● INPUT DATA:
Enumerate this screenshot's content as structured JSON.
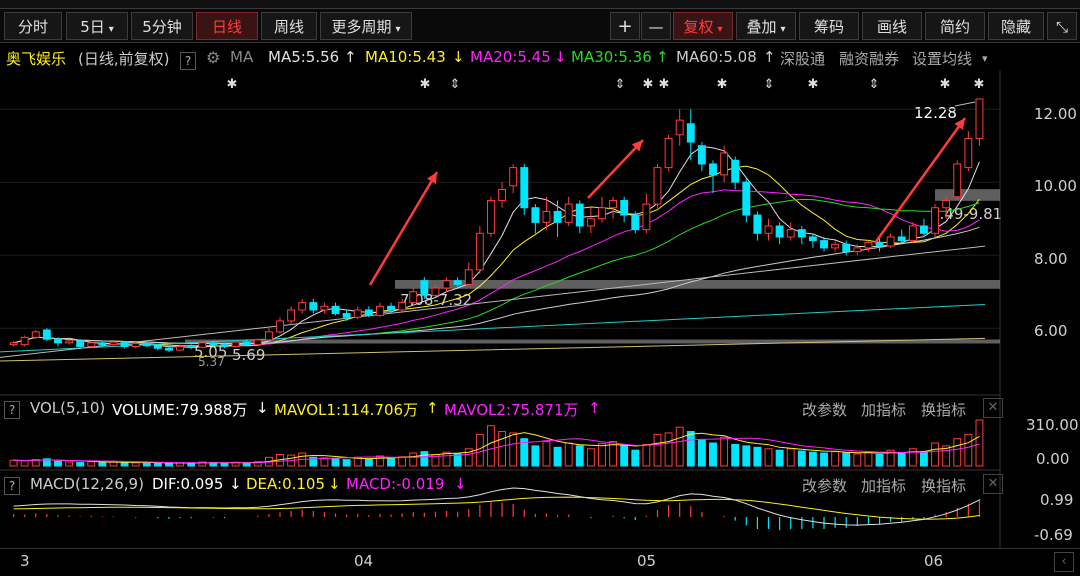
{
  "colors": {
    "up": "#ff3b3b",
    "down": "#00e5ff",
    "ma5": "#e0e0e0",
    "ma10": "#ffee22",
    "ma20": "#ff22ff",
    "ma30": "#22dd22",
    "ma60": "#cccccc",
    "support": "#777777"
  },
  "toolbar": {
    "buttons": [
      {
        "label": "分时"
      },
      {
        "label": "5日",
        "dropdown": true
      },
      {
        "label": "5分钟"
      },
      {
        "label": "日线",
        "active": true
      },
      {
        "label": "周线"
      },
      {
        "label": "更多周期",
        "dropdown": true
      }
    ],
    "right": [
      {
        "label": "+"
      },
      {
        "label": "—"
      },
      {
        "label": "复权",
        "dropdown": true,
        "active": true
      },
      {
        "label": "叠加",
        "dropdown": true
      },
      {
        "label": "筹码"
      },
      {
        "label": "画线"
      },
      {
        "label": "简约"
      },
      {
        "label": "隐藏"
      },
      {
        "label": "⤡"
      }
    ]
  },
  "info": {
    "stock_name": "奥飞娱乐",
    "period_note": "(日线,前复权)",
    "q": "?",
    "ma_label": "MA",
    "ma5": "MA5:5.56",
    "ma10": "MA10:5.43",
    "ma20": "MA20:5.45",
    "ma30": "MA30:5.36",
    "ma60": "MA60:5.08",
    "links": [
      "深股通",
      "融资融券",
      "设置均线"
    ]
  },
  "main_chart": {
    "y_ticks": [
      "12.00",
      "10.00",
      "8.00",
      "6.00"
    ],
    "annotations": {
      "high": "12.28",
      "zone1": "9.49-9.81",
      "zone2": "7.08-7.32",
      "zone3": "5.05",
      "zone3b": "5.69",
      "low_label": "5.37"
    }
  },
  "vol_panel": {
    "q": "?",
    "title": "VOL(5,10)",
    "volume": "VOLUME:79.988万",
    "mavol1": "MAVOL1:114.706万",
    "mavol2": "MAVOL2:75.871万",
    "y_ticks": [
      "310.00",
      "0.00"
    ],
    "links": [
      "改参数",
      "加指标",
      "换指标"
    ]
  },
  "macd_panel": {
    "q": "?",
    "title": "MACD(12,26,9)",
    "dif": "DIF:0.095",
    "dea": "DEA:0.105",
    "macd": "MACD:-0.019",
    "y_ticks": [
      "0.99",
      "-0.69"
    ],
    "links": [
      "改参数",
      "加指标",
      "换指标"
    ]
  },
  "x_axis": {
    "labels": [
      "3",
      "04",
      "05",
      "06"
    ]
  },
  "chart_data": {
    "type": "candlestick",
    "title": "奥飞娱乐",
    "ylim": [
      4.8,
      12.8
    ],
    "candles": [
      [
        5.55,
        5.6,
        5.5,
        5.65
      ],
      [
        5.55,
        5.75,
        5.5,
        5.8
      ],
      [
        5.75,
        5.9,
        5.7,
        5.95
      ],
      [
        5.95,
        5.7,
        5.65,
        6.0
      ],
      [
        5.7,
        5.6,
        5.5,
        5.75
      ],
      [
        5.6,
        5.65,
        5.55,
        5.7
      ],
      [
        5.65,
        5.5,
        5.45,
        5.7
      ],
      [
        5.5,
        5.6,
        5.45,
        5.65
      ],
      [
        5.6,
        5.55,
        5.5,
        5.65
      ],
      [
        5.55,
        5.62,
        5.5,
        5.68
      ],
      [
        5.62,
        5.5,
        5.45,
        5.65
      ],
      [
        5.5,
        5.58,
        5.45,
        5.62
      ],
      [
        5.58,
        5.52,
        5.48,
        5.62
      ],
      [
        5.52,
        5.45,
        5.4,
        5.56
      ],
      [
        5.45,
        5.4,
        5.35,
        5.5
      ],
      [
        5.4,
        5.5,
        5.38,
        5.55
      ],
      [
        5.5,
        5.48,
        5.42,
        5.56
      ],
      [
        5.48,
        5.6,
        5.45,
        5.64
      ],
      [
        5.6,
        5.55,
        5.5,
        5.66
      ],
      [
        5.55,
        5.5,
        5.45,
        5.6
      ],
      [
        5.5,
        5.62,
        5.48,
        5.68
      ],
      [
        5.62,
        5.55,
        5.5,
        5.7
      ],
      [
        5.55,
        5.68,
        5.52,
        5.72
      ],
      [
        5.68,
        5.9,
        5.65,
        6.0
      ],
      [
        5.9,
        6.2,
        5.85,
        6.3
      ],
      [
        6.2,
        6.5,
        6.1,
        6.6
      ],
      [
        6.5,
        6.7,
        6.4,
        6.8
      ],
      [
        6.7,
        6.5,
        6.4,
        6.8
      ],
      [
        6.5,
        6.6,
        6.4,
        6.7
      ],
      [
        6.6,
        6.4,
        6.35,
        6.7
      ],
      [
        6.4,
        6.3,
        6.2,
        6.5
      ],
      [
        6.3,
        6.5,
        6.25,
        6.6
      ],
      [
        6.5,
        6.35,
        6.3,
        6.6
      ],
      [
        6.35,
        6.6,
        6.3,
        6.7
      ],
      [
        6.6,
        6.5,
        6.4,
        6.7
      ],
      [
        6.5,
        6.7,
        6.45,
        6.8
      ],
      [
        6.7,
        7.0,
        6.6,
        7.1
      ],
      [
        7.3,
        6.9,
        6.8,
        7.4
      ],
      [
        6.9,
        7.1,
        6.85,
        7.2
      ],
      [
        7.1,
        7.3,
        7.0,
        7.4
      ],
      [
        7.3,
        7.2,
        7.1,
        7.4
      ],
      [
        7.2,
        7.6,
        7.15,
        7.8
      ],
      [
        7.6,
        8.6,
        7.5,
        8.8
      ],
      [
        8.6,
        9.5,
        8.5,
        9.6
      ],
      [
        9.5,
        9.8,
        9.3,
        10.0
      ],
      [
        9.9,
        10.4,
        9.7,
        10.5
      ],
      [
        10.4,
        9.3,
        9.1,
        10.5
      ],
      [
        9.3,
        8.9,
        8.6,
        9.4
      ],
      [
        8.9,
        9.2,
        8.7,
        9.6
      ],
      [
        9.2,
        8.9,
        8.5,
        9.5
      ],
      [
        8.9,
        9.4,
        8.8,
        9.6
      ],
      [
        9.4,
        8.8,
        8.6,
        9.5
      ],
      [
        8.8,
        9.0,
        8.6,
        9.3
      ],
      [
        9.0,
        9.3,
        8.9,
        9.6
      ],
      [
        9.3,
        9.5,
        9.0,
        9.6
      ],
      [
        9.5,
        9.1,
        8.9,
        9.6
      ],
      [
        9.1,
        8.7,
        8.6,
        9.2
      ],
      [
        8.7,
        9.4,
        8.6,
        9.7
      ],
      [
        9.4,
        10.4,
        9.3,
        10.5
      ],
      [
        10.4,
        11.2,
        10.3,
        11.3
      ],
      [
        11.3,
        11.7,
        11.0,
        12.0
      ],
      [
        11.6,
        11.1,
        10.6,
        12.0
      ],
      [
        11.0,
        10.5,
        10.3,
        11.1
      ],
      [
        10.5,
        10.2,
        9.7,
        10.6
      ],
      [
        10.2,
        10.8,
        10.0,
        11.0
      ],
      [
        10.6,
        10.0,
        9.8,
        10.7
      ],
      [
        10.0,
        9.1,
        8.9,
        10.1
      ],
      [
        9.1,
        8.6,
        8.4,
        9.2
      ],
      [
        8.6,
        8.8,
        8.4,
        9.0
      ],
      [
        8.8,
        8.5,
        8.3,
        8.9
      ],
      [
        8.5,
        8.7,
        8.4,
        8.9
      ],
      [
        8.7,
        8.5,
        8.3,
        8.8
      ],
      [
        8.5,
        8.4,
        8.2,
        8.6
      ],
      [
        8.4,
        8.2,
        8.1,
        8.5
      ],
      [
        8.2,
        8.3,
        8.1,
        8.4
      ],
      [
        8.3,
        8.1,
        8.0,
        8.4
      ],
      [
        8.1,
        8.2,
        8.0,
        8.3
      ],
      [
        8.2,
        8.35,
        8.1,
        8.4
      ],
      [
        8.35,
        8.25,
        8.1,
        8.5
      ],
      [
        8.25,
        8.5,
        8.2,
        8.6
      ],
      [
        8.5,
        8.4,
        8.3,
        8.7
      ],
      [
        8.4,
        8.8,
        8.35,
        8.9
      ],
      [
        8.8,
        8.6,
        8.5,
        9.0
      ],
      [
        8.6,
        9.3,
        8.5,
        9.4
      ],
      [
        9.3,
        9.5,
        9.0,
        9.6
      ],
      [
        9.6,
        10.5,
        9.5,
        10.6
      ],
      [
        10.4,
        11.2,
        10.3,
        11.4
      ],
      [
        11.2,
        12.28,
        11.0,
        12.3
      ]
    ],
    "volume": [
      20,
      18,
      22,
      25,
      16,
      14,
      12,
      15,
      13,
      14,
      12,
      11,
      12,
      10,
      9,
      11,
      10,
      14,
      12,
      10,
      13,
      11,
      15,
      30,
      40,
      38,
      45,
      30,
      28,
      25,
      22,
      30,
      24,
      35,
      28,
      32,
      45,
      50,
      40,
      48,
      42,
      60,
      110,
      140,
      120,
      115,
      95,
      70,
      85,
      65,
      80,
      70,
      60,
      78,
      85,
      70,
      55,
      75,
      110,
      115,
      135,
      120,
      90,
      80,
      100,
      75,
      70,
      65,
      60,
      55,
      60,
      52,
      48,
      45,
      50,
      45,
      42,
      48,
      40,
      55,
      45,
      60,
      50,
      80,
      70,
      95,
      110,
      160
    ],
    "macd_hist": [
      0.05,
      0.04,
      0.06,
      0.05,
      0.03,
      0.02,
      0.01,
      0.02,
      0.01,
      0.01,
      0.0,
      -0.01,
      0.0,
      -0.02,
      -0.03,
      -0.02,
      -0.02,
      0.0,
      -0.01,
      -0.02,
      0.0,
      0.0,
      0.02,
      0.05,
      0.08,
      0.1,
      0.12,
      0.1,
      0.08,
      0.06,
      0.04,
      0.05,
      0.03,
      0.05,
      0.04,
      0.06,
      0.08,
      0.07,
      0.09,
      0.1,
      0.09,
      0.13,
      0.2,
      0.25,
      0.24,
      0.22,
      0.12,
      0.05,
      0.06,
      0.03,
      0.04,
      0.0,
      -0.02,
      0.0,
      0.02,
      -0.02,
      -0.05,
      0.02,
      0.12,
      0.2,
      0.24,
      0.18,
      0.08,
      0.0,
      0.02,
      -0.06,
      -0.14,
      -0.2,
      -0.2,
      -0.22,
      -0.2,
      -0.2,
      -0.19,
      -0.2,
      -0.18,
      -0.18,
      -0.15,
      -0.12,
      -0.12,
      -0.08,
      -0.08,
      -0.04,
      -0.04,
      0.04,
      0.08,
      0.15,
      0.22,
      0.3
    ]
  }
}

● TASK REQUIREMENTS: Select every line where the word "title" occurs.

● FINISHED ANSWER:
    "title": "VOL(5,10)",
    "title": "MACD(12,26,9)",
    "title": "奥飞娱乐",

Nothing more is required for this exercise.